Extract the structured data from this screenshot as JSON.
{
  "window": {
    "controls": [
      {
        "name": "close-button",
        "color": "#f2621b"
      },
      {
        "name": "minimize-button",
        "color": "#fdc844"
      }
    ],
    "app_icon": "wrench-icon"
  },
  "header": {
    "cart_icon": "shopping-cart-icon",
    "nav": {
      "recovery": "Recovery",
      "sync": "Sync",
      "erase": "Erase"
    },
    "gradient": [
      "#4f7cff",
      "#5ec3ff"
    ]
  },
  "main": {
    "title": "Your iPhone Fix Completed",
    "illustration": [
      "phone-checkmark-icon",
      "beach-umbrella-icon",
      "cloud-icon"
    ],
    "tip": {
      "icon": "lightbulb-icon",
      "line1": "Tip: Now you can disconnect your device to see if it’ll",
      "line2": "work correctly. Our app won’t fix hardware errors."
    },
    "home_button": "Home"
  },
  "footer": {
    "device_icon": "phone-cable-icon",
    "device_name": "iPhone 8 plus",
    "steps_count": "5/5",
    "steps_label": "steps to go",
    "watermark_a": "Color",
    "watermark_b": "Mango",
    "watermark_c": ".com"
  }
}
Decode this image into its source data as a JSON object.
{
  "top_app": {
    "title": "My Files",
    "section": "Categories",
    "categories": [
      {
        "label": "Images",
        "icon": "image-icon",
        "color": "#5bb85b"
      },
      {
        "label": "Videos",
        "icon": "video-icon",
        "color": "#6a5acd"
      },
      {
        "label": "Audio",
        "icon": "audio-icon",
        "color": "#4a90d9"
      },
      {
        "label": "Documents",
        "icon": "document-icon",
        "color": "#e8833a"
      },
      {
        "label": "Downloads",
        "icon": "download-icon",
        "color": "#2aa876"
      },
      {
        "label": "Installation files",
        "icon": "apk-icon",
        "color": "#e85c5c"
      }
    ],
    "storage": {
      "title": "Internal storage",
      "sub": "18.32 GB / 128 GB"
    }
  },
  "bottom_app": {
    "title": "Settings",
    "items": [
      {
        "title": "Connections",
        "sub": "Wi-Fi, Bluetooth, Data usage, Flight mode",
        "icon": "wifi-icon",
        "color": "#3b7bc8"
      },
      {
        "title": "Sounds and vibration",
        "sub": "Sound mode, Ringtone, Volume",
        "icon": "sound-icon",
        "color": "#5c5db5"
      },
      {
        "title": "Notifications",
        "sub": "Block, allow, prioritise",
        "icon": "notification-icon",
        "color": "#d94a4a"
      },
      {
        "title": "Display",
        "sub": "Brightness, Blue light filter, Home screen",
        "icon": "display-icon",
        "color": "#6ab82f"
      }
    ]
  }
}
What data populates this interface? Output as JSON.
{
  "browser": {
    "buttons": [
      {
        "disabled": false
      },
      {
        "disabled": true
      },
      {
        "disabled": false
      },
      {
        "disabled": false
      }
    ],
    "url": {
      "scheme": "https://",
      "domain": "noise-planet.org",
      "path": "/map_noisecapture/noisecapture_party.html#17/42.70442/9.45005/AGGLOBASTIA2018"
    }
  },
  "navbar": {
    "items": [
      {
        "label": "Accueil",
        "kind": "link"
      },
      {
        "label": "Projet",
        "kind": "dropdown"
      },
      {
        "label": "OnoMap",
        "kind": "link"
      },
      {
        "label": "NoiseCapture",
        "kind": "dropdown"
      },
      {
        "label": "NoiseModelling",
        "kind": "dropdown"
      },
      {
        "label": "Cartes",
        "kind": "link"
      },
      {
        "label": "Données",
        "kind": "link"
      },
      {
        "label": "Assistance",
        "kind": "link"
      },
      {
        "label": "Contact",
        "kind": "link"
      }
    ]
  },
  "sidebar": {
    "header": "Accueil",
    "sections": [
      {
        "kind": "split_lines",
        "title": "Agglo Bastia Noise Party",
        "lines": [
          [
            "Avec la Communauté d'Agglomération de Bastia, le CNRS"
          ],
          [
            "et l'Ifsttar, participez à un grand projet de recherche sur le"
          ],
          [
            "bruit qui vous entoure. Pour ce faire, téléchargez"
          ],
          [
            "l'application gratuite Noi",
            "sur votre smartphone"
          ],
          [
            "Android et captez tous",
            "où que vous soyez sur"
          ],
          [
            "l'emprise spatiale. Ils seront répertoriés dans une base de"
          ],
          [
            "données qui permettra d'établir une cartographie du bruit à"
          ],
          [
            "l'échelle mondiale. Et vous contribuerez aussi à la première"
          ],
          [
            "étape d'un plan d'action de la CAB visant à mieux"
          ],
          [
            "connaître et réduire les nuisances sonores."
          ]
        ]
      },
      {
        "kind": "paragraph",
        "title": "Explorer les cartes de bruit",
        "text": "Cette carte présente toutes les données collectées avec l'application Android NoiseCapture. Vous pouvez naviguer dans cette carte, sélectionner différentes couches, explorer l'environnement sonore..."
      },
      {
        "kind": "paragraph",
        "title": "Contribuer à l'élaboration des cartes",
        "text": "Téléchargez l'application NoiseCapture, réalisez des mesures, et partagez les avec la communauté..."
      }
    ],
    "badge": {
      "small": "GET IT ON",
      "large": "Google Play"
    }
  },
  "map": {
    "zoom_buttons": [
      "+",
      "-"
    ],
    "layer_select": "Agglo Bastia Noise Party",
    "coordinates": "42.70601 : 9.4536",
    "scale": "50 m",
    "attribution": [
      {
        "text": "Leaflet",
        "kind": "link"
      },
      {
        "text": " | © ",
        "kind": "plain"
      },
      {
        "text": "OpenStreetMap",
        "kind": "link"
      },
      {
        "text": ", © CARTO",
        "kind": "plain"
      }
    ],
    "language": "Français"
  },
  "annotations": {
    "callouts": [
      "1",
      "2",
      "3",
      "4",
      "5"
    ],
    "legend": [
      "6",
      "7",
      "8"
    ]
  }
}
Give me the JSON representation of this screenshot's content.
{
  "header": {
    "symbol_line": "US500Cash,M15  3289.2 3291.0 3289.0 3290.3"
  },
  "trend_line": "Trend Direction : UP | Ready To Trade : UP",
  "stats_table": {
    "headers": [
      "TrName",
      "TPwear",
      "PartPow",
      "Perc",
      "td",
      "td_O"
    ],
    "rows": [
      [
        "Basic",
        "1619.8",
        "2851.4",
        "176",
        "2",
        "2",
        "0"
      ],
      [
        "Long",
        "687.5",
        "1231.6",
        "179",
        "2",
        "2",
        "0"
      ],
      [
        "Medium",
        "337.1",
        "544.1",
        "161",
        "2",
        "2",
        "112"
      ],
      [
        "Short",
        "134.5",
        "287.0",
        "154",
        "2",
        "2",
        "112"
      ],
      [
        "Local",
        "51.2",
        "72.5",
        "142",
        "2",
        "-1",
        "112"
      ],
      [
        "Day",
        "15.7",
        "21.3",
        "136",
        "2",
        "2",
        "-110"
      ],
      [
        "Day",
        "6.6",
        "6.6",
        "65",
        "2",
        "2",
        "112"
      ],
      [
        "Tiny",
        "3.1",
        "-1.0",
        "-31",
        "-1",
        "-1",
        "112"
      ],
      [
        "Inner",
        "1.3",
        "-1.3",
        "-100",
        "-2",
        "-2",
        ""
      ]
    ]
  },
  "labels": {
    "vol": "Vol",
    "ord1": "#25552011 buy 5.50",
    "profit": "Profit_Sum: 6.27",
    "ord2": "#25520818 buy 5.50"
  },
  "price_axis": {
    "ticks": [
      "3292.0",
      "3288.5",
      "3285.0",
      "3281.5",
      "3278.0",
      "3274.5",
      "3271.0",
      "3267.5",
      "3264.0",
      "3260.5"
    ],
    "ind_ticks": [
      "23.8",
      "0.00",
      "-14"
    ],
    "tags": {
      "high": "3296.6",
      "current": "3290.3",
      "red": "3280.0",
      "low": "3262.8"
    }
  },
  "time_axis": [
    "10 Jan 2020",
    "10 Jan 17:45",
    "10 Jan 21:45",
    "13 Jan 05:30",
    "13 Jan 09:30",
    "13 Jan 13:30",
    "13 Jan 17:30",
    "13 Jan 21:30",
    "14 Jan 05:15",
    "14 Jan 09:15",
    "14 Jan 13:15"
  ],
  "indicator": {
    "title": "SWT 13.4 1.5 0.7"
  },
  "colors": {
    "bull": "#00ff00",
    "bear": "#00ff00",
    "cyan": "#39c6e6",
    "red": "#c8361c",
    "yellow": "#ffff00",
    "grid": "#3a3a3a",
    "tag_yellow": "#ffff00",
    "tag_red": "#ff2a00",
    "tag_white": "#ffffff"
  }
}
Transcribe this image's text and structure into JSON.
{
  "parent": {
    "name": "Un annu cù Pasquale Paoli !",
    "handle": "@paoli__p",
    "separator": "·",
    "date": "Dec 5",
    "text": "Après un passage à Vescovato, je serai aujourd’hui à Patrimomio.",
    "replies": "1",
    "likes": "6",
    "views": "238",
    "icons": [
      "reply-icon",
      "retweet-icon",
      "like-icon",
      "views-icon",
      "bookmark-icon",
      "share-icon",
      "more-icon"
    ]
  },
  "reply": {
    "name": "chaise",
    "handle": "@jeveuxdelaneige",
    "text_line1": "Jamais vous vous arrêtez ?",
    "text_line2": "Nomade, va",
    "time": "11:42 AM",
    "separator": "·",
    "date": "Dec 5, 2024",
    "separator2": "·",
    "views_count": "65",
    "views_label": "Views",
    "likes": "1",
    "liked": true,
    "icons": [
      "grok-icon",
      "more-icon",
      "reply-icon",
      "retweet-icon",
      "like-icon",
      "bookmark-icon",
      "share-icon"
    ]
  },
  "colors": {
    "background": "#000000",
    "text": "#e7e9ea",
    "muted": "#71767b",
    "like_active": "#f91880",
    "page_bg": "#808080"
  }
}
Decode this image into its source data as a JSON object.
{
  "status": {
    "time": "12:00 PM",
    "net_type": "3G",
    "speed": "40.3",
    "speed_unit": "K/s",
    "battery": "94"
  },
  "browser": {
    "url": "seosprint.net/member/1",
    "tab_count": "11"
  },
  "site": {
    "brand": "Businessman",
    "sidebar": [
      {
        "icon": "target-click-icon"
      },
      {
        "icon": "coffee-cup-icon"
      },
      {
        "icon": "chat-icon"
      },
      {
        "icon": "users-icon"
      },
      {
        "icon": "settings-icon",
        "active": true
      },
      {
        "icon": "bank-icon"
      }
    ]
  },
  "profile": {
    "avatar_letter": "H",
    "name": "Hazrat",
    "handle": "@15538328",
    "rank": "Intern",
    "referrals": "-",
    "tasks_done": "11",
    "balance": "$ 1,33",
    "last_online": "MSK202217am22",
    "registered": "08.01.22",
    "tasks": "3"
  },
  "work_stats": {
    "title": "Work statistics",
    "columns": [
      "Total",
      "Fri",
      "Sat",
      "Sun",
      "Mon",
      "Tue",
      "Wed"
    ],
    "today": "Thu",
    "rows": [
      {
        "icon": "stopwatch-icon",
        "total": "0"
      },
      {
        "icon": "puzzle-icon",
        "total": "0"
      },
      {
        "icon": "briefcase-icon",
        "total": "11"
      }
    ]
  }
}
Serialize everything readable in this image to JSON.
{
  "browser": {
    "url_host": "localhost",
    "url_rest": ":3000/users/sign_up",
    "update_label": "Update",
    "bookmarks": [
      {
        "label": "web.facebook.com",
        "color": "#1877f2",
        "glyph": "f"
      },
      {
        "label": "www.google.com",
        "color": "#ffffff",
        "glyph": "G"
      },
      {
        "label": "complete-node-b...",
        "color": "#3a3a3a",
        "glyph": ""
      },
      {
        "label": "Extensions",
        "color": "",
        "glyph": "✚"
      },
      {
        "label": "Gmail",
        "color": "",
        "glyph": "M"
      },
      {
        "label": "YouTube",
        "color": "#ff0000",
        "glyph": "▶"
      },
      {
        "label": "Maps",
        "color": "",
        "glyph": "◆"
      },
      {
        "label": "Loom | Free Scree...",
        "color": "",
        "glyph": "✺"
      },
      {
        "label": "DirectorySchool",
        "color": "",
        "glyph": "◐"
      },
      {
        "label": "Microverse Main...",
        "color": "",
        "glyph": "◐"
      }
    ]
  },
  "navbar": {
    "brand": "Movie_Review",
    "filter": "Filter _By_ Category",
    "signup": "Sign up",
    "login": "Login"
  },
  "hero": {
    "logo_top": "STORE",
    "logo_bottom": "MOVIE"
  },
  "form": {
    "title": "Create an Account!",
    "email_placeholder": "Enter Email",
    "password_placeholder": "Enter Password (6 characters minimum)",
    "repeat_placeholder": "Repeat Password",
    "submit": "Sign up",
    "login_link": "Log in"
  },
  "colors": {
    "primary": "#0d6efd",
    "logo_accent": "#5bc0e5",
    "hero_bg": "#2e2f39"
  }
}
* * *
CHALLENGE: From the material, report only how many lines include the word "brand".

CORRECT RESULT: 2